Exact repetition is required: output every record in full.

## Saved entries
--- --- ---

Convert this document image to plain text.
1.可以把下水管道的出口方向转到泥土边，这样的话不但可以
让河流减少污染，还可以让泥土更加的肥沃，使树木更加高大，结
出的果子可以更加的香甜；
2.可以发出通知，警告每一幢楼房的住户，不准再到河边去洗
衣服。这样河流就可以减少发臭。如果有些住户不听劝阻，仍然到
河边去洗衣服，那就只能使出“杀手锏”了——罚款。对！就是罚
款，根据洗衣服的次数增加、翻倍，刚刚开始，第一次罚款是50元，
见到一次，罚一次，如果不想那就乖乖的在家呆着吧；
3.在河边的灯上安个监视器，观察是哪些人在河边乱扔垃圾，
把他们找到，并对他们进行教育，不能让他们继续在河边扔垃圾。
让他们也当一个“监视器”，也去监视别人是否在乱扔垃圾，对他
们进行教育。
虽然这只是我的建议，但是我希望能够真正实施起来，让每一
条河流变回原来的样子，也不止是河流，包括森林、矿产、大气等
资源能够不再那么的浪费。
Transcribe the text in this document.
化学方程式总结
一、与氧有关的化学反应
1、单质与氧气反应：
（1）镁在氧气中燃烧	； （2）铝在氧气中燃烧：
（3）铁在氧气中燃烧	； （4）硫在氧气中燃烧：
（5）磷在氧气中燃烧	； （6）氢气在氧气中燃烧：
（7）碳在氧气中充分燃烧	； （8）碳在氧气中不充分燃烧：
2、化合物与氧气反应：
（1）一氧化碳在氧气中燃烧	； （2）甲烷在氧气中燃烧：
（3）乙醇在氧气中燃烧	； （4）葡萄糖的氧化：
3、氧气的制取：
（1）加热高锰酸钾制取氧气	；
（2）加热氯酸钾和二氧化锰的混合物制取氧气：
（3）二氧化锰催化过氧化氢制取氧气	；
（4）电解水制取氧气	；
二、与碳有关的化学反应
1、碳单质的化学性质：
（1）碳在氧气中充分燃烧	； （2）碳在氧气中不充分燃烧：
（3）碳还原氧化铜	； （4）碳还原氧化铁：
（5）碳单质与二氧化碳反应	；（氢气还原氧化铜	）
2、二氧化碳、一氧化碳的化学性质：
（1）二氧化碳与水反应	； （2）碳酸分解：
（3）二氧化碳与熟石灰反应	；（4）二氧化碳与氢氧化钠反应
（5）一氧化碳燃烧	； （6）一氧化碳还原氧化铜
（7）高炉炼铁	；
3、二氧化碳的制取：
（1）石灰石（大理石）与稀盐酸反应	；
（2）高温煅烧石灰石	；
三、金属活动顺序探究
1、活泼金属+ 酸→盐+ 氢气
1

--- --- ---

## THE RESPONSE
Convert this document image to plain text.
1.可以把下水管道的出口方向转到泥土边，这样的话不但可以
让河流减少污染，还可以让泥土更加的肥沃，使树木更加高大，结
出的果子可以更加的香甜；
2.可以发出通知，警告每一幢楼房的住户，不准再到河边去洗
衣服。这样河流就可以减少发臭。如果有些住户不听劝阻，仍然到
河边去洗衣服，那就只能使出“杀手锏”了——罚款。对！就是罚
款，根据洗衣服的次数增加、翻倍，刚刚开始，第一次罚款是50元，
见到一次，罚一次，如果不想那就乖乖的在家呆着吧；
3.在河边的灯上安个监视器，观察是哪些人在河边乱扔垃圾，
把他们找到，并对他们进行教育，不能让他们继续在河边扔垃圾。
让他们也当一个“监视器”，也去监视别人是否在乱扔垃圾，对他
们进行教育。
虽然这只是我的建议，但是我希望能够真正实施起来，让每一
条河流变回原来的样子，也不止是河流，包括森林、矿产、大气等
资源能够不再那么的浪费。
Transcribe the text in this document.
化学方程式总结
一、与氧有关的化学反应
1、单质与氧气反应：
（1）镁在氧气中燃烧	； （2）铝在氧气中燃烧：
（3）铁在氧气中燃烧	； （4）硫在氧气中燃烧：
（5）磷在氧气中燃烧	； （6）氢气在氧气中燃烧：
（7）碳在氧气中充分燃烧	； （8）碳在氧气中不充分燃烧：
2、化合物与氧气反应：
（1）一氧化碳在氧气中燃烧	； （2）甲烷在氧气中燃烧：
（3）乙醇在氧气中燃烧	； （4）葡萄糖的氧化：
3、氧气的制取：
（1）加热高锰酸钾制取氧气	；
（2）加热氯酸钾和二氧化锰的混合物制取氧气：
（3）二氧化锰催化过氧化氢制取氧气	；
（4）电解水制取氧气	；
二、与碳有关的化学反应
1、碳单质的化学性质：
（1）碳在氧气中充分燃烧	； （2）碳在氧气中不充分燃烧：
（3）碳还原氧化铜	； （4）碳还原氧化铁：
（5）碳单质与二氧化碳反应	；（氢气还原氧化铜	）
2、二氧化碳、一氧化碳的化学性质：
（1）二氧化碳与水反应	； （2）碳酸分解：
（3）二氧化碳与熟石灰反应	；（4）二氧化碳与氢氧化钠反应
（5）一氧化碳燃烧	； （6）一氧化碳还原氧化铜
（7）高炉炼铁	；
3、二氧化碳的制取：
（1）石灰石（大理石）与稀盐酸反应	；
（2）高温煅烧石灰石	；
三、金属活动顺序探究
1、活泼金属+ 酸→盐+ 氢气
1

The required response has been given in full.